WORK TO BE COMPLETED:
From the listing below, extract every line containing "name".

Figure data in JSON:

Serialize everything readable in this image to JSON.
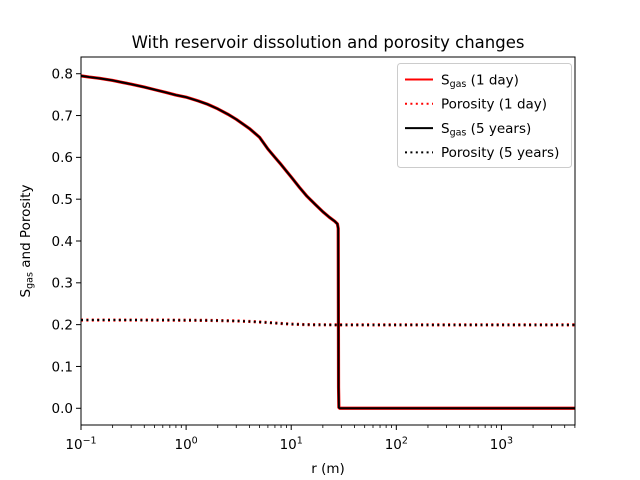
{
  "figure": {
    "background": "#ffffff"
  },
  "chart_data": {
    "type": "line",
    "title": "With reservoir dissolution and porosity changes",
    "xlabel": "r (m)",
    "ylabel": "S_gas and Porosity",
    "ylabel_parts": {
      "pre": "S",
      "sub": "gas",
      "post": " and Porosity"
    },
    "x_scale": "log",
    "y_scale": "linear",
    "xlim": [
      0.1,
      5012
    ],
    "ylim": [
      -0.04,
      0.84
    ],
    "grid": false,
    "axis_color": "#000000",
    "x_ticks": [
      {
        "value": 0.1,
        "base": "10",
        "exp": "−1"
      },
      {
        "value": 1,
        "base": "10",
        "exp": "0"
      },
      {
        "value": 10,
        "base": "10",
        "exp": "1"
      },
      {
        "value": 100,
        "base": "10",
        "exp": "2"
      },
      {
        "value": 1000,
        "base": "10",
        "exp": "3"
      }
    ],
    "y_ticks": [
      {
        "value": 0.0,
        "label": "0.0"
      },
      {
        "value": 0.1,
        "label": "0.1"
      },
      {
        "value": 0.2,
        "label": "0.2"
      },
      {
        "value": 0.3,
        "label": "0.3"
      },
      {
        "value": 0.4,
        "label": "0.4"
      },
      {
        "value": 0.5,
        "label": "0.5"
      },
      {
        "value": 0.6,
        "label": "0.6"
      },
      {
        "value": 0.7,
        "label": "0.7"
      },
      {
        "value": 0.8,
        "label": "0.8"
      }
    ],
    "legend": {
      "position": "upper right",
      "border_color": "#cccccc",
      "background": "#ffffff"
    },
    "series": [
      {
        "id": "sgas-1day",
        "name": "S_gas (1 day)",
        "label_parts": {
          "pre": "S",
          "sub": "gas",
          "post": " (1 day)"
        },
        "color": "#ff0000",
        "style": "solid",
        "points": [
          [
            0.1,
            0.795
          ],
          [
            0.12,
            0.792
          ],
          [
            0.15,
            0.789
          ],
          [
            0.2,
            0.784
          ],
          [
            0.25,
            0.779
          ],
          [
            0.3,
            0.775
          ],
          [
            0.4,
            0.768
          ],
          [
            0.5,
            0.762
          ],
          [
            0.65,
            0.755
          ],
          [
            0.8,
            0.749
          ],
          [
            1.0,
            0.744
          ],
          [
            1.3,
            0.735
          ],
          [
            1.6,
            0.727
          ],
          [
            2.0,
            0.716
          ],
          [
            2.5,
            0.703
          ],
          [
            3.0,
            0.691
          ],
          [
            4.0,
            0.669
          ],
          [
            5.0,
            0.648
          ],
          [
            6.0,
            0.62
          ],
          [
            7.0,
            0.6
          ],
          [
            8.0,
            0.583
          ],
          [
            9.0,
            0.567
          ],
          [
            10.0,
            0.553
          ],
          [
            12.0,
            0.528
          ],
          [
            14.0,
            0.508
          ],
          [
            17.0,
            0.487
          ],
          [
            20.0,
            0.47
          ],
          [
            23.0,
            0.457
          ],
          [
            26.0,
            0.447
          ],
          [
            27.5,
            0.441
          ],
          [
            28.0,
            0.43
          ],
          [
            28.1,
            0.25
          ],
          [
            28.2,
            0.05
          ],
          [
            28.4,
            0.002
          ],
          [
            29.0,
            0.0
          ],
          [
            50.0,
            0.0
          ],
          [
            100.0,
            0.0
          ],
          [
            500.0,
            0.0
          ],
          [
            1000.0,
            0.0
          ],
          [
            5000.0,
            0.0
          ]
        ]
      },
      {
        "id": "porosity-1day",
        "name": "Porosity (1 day)",
        "label_parts": {
          "pre": "Porosity (1 day)",
          "sub": "",
          "post": ""
        },
        "color": "#ff0000",
        "style": "dotted",
        "points": [
          [
            0.1,
            0.211
          ],
          [
            0.3,
            0.211
          ],
          [
            0.6,
            0.2108
          ],
          [
            1.0,
            0.2105
          ],
          [
            1.5,
            0.2102
          ],
          [
            2.0,
            0.2098
          ],
          [
            3.0,
            0.2088
          ],
          [
            4.0,
            0.2076
          ],
          [
            5.0,
            0.2063
          ],
          [
            6.0,
            0.205
          ],
          [
            8.0,
            0.2028
          ],
          [
            10.0,
            0.2012
          ],
          [
            13.0,
            0.2002
          ],
          [
            16.0,
            0.1998
          ],
          [
            20.0,
            0.1996
          ],
          [
            28.0,
            0.1995
          ],
          [
            50.0,
            0.1995
          ],
          [
            100.0,
            0.1995
          ],
          [
            1000.0,
            0.1995
          ],
          [
            5000.0,
            0.1995
          ]
        ]
      },
      {
        "id": "sgas-5years",
        "name": "S_gas (5 years)",
        "label_parts": {
          "pre": "S",
          "sub": "gas",
          "post": " (5 years)"
        },
        "color": "#000000",
        "style": "solid",
        "points": [
          [
            0.1,
            0.795
          ],
          [
            0.12,
            0.792
          ],
          [
            0.15,
            0.789
          ],
          [
            0.2,
            0.784
          ],
          [
            0.25,
            0.779
          ],
          [
            0.3,
            0.775
          ],
          [
            0.4,
            0.768
          ],
          [
            0.5,
            0.762
          ],
          [
            0.65,
            0.755
          ],
          [
            0.8,
            0.749
          ],
          [
            1.0,
            0.744
          ],
          [
            1.3,
            0.735
          ],
          [
            1.6,
            0.727
          ],
          [
            2.0,
            0.716
          ],
          [
            2.5,
            0.703
          ],
          [
            3.0,
            0.691
          ],
          [
            4.0,
            0.669
          ],
          [
            5.0,
            0.648
          ],
          [
            6.0,
            0.62
          ],
          [
            7.0,
            0.6
          ],
          [
            8.0,
            0.583
          ],
          [
            9.0,
            0.567
          ],
          [
            10.0,
            0.553
          ],
          [
            12.0,
            0.528
          ],
          [
            14.0,
            0.508
          ],
          [
            17.0,
            0.487
          ],
          [
            20.0,
            0.47
          ],
          [
            23.0,
            0.457
          ],
          [
            26.0,
            0.447
          ],
          [
            27.5,
            0.441
          ],
          [
            28.0,
            0.43
          ],
          [
            28.1,
            0.25
          ],
          [
            28.2,
            0.05
          ],
          [
            28.4,
            0.002
          ],
          [
            29.0,
            0.0
          ],
          [
            50.0,
            0.0
          ],
          [
            100.0,
            0.0
          ],
          [
            500.0,
            0.0
          ],
          [
            1000.0,
            0.0
          ],
          [
            5000.0,
            0.0
          ]
        ]
      },
      {
        "id": "porosity-5years",
        "name": "Porosity (5 years)",
        "label_parts": {
          "pre": "Porosity (5 years)",
          "sub": "",
          "post": ""
        },
        "color": "#000000",
        "style": "dotted",
        "points": [
          [
            0.1,
            0.211
          ],
          [
            0.3,
            0.211
          ],
          [
            0.6,
            0.2108
          ],
          [
            1.0,
            0.2105
          ],
          [
            1.5,
            0.2102
          ],
          [
            2.0,
            0.2098
          ],
          [
            3.0,
            0.2088
          ],
          [
            4.0,
            0.2076
          ],
          [
            5.0,
            0.2063
          ],
          [
            6.0,
            0.205
          ],
          [
            8.0,
            0.2028
          ],
          [
            10.0,
            0.2012
          ],
          [
            13.0,
            0.2002
          ],
          [
            16.0,
            0.1998
          ],
          [
            20.0,
            0.1996
          ],
          [
            28.0,
            0.1995
          ],
          [
            50.0,
            0.1995
          ],
          [
            100.0,
            0.1995
          ],
          [
            1000.0,
            0.1995
          ],
          [
            5000.0,
            0.1995
          ]
        ]
      }
    ]
  }
}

FULL ANSWER:
        "name": "S_gas (1 day)",
        "name": "Porosity (1 day)",
        "name": "S_gas (5 years)",
        "name": "Porosity (5 years)",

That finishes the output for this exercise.